• Dataset content:
==========

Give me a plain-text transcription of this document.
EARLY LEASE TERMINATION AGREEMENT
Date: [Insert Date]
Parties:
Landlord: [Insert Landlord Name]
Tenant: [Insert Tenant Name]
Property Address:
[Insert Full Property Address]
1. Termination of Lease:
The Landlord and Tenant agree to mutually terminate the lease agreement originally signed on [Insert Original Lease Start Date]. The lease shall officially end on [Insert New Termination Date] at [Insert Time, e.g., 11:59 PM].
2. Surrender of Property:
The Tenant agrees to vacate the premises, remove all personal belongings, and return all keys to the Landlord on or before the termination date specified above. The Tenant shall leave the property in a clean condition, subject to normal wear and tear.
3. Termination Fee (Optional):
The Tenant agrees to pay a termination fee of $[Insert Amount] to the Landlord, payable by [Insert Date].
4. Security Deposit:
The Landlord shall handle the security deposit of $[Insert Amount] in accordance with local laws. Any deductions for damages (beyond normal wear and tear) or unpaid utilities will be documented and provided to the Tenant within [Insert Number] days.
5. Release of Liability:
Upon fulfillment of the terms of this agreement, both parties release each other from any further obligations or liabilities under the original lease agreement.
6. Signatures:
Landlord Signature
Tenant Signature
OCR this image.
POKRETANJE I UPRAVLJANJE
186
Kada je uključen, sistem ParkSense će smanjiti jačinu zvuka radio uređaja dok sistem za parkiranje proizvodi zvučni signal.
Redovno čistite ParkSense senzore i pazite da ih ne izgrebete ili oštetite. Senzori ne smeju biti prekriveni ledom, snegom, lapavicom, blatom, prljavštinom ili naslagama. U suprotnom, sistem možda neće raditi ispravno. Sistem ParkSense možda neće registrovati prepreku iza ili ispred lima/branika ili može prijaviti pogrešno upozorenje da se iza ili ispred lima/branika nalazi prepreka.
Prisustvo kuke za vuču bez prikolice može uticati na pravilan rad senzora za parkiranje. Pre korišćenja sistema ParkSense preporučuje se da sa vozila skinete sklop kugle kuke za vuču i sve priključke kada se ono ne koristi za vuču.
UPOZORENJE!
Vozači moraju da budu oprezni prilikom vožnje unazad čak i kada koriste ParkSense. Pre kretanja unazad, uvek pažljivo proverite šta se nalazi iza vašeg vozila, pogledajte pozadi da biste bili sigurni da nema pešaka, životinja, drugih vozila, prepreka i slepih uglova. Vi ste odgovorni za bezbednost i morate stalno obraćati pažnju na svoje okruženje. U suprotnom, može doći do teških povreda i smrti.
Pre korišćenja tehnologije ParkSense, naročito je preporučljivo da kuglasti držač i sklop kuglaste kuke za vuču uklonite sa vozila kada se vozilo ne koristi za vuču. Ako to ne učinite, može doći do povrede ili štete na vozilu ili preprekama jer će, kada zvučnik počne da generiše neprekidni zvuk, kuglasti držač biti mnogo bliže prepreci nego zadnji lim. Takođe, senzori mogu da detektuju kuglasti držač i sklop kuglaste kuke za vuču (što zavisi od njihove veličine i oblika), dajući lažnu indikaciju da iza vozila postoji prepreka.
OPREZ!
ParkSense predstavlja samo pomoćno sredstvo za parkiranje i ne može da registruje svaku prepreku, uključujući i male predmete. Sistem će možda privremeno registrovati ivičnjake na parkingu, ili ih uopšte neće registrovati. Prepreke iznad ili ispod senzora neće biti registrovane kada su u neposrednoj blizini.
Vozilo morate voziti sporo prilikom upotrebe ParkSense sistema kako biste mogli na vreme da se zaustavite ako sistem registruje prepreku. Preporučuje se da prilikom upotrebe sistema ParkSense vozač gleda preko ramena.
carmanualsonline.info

==========

• Aim of the exercise: Write out every entry verbatim.

• The output:
Give me a plain-text transcription of this document.
EARLY LEASE TERMINATION AGREEMENT
Date: [Insert Date]
Parties:
Landlord: [Insert Landlord Name]
Tenant: [Insert Tenant Name]
Property Address:
[Insert Full Property Address]
1. Termination of Lease:
The Landlord and Tenant agree to mutually terminate the lease agreement originally signed on [Insert Original Lease Start Date]. The lease shall officially end on [Insert New Termination Date] at [Insert Time, e.g., 11:59 PM].
2. Surrender of Property:
The Tenant agrees to vacate the premises, remove all personal belongings, and return all keys to the Landlord on or before the termination date specified above. The Tenant shall leave the property in a clean condition, subject to normal wear and tear.
3. Termination Fee (Optional):
The Tenant agrees to pay a termination fee of $[Insert Amount] to the Landlord, payable by [Insert Date].
4. Security Deposit:
The Landlord shall handle the security deposit of $[Insert Amount] in accordance with local laws. Any deductions for damages (beyond normal wear and tear) or unpaid utilities will be documented and provided to the Tenant within [Insert Number] days.
5. Release of Liability:
Upon fulfillment of the terms of this agreement, both parties release each other from any further obligations or liabilities under the original lease agreement.
6. Signatures:
Landlord Signature
Tenant Signature
OCR this image.
POKRETANJE I UPRAVLJANJE
186
Kada je uključen, sistem ParkSense će smanjiti jačinu zvuka radio uređaja dok sistem za parkiranje proizvodi zvučni signal.
Redovno čistite ParkSense senzore i pazite da ih ne izgrebete ili oštetite. Senzori ne smeju biti prekriveni ledom, snegom, lapavicom, blatom, prljavštinom ili naslagama. U suprotnom, sistem možda neće raditi ispravno. Sistem ParkSense možda neće registrovati prepreku iza ili ispred lima/branika ili može prijaviti pogrešno upozorenje da se iza ili ispred lima/branika nalazi prepreka.
Prisustvo kuke za vuču bez prikolice može uticati na pravilan rad senzora za parkiranje. Pre korišćenja sistema ParkSense preporučuje se da sa vozila skinete sklop kugle kuke za vuču i sve priključke kada se ono ne koristi za vuču.
UPOZORENJE!
Vozači moraju da budu oprezni prilikom vožnje unazad čak i kada koriste ParkSense. Pre kretanja unazad, uvek pažljivo proverite šta se nalazi iza vašeg vozila, pogledajte pozadi da biste bili sigurni da nema pešaka, životinja, drugih vozila, prepreka i slepih uglova. Vi ste odgovorni za bezbednost i morate stalno obraćati pažnju na svoje okruženje. U suprotnom, može doći do teških povreda i smrti.
Pre korišćenja tehnologije ParkSense, naročito je preporučljivo da kuglasti držač i sklop kuglaste kuke za vuču uklonite sa vozila kada se vozilo ne koristi za vuču. Ako to ne učinite, može doći do povrede ili štete na vozilu ili preprekama jer će, kada zvučnik počne da generiše neprekidni zvuk, kuglasti držač biti mnogo bliže prepreci nego zadnji lim. Takođe, senzori mogu da detektuju kuglasti držač i sklop kuglaste kuke za vuču (što zavisi od njihove veličine i oblika), dajući lažnu indikaciju da iza vozila postoji prepreka.
OPREZ!
ParkSense predstavlja samo pomoćno sredstvo za parkiranje i ne može da registruje svaku prepreku, uključujući i male predmete. Sistem će možda privremeno registrovati ivičnjake na parkingu, ili ih uopšte neće registrovati. Prepreke iznad ili ispod senzora neće biti registrovane kada su u neposrednoj blizini.
Vozilo morate voziti sporo prilikom upotrebe ParkSense sistema kako biste mogli na vreme da se zaustavite ako sistem registruje prepreku. Preporučuje se da prilikom upotrebe sistema ParkSense vozač gleda preko ramena.
carmanualsonline.info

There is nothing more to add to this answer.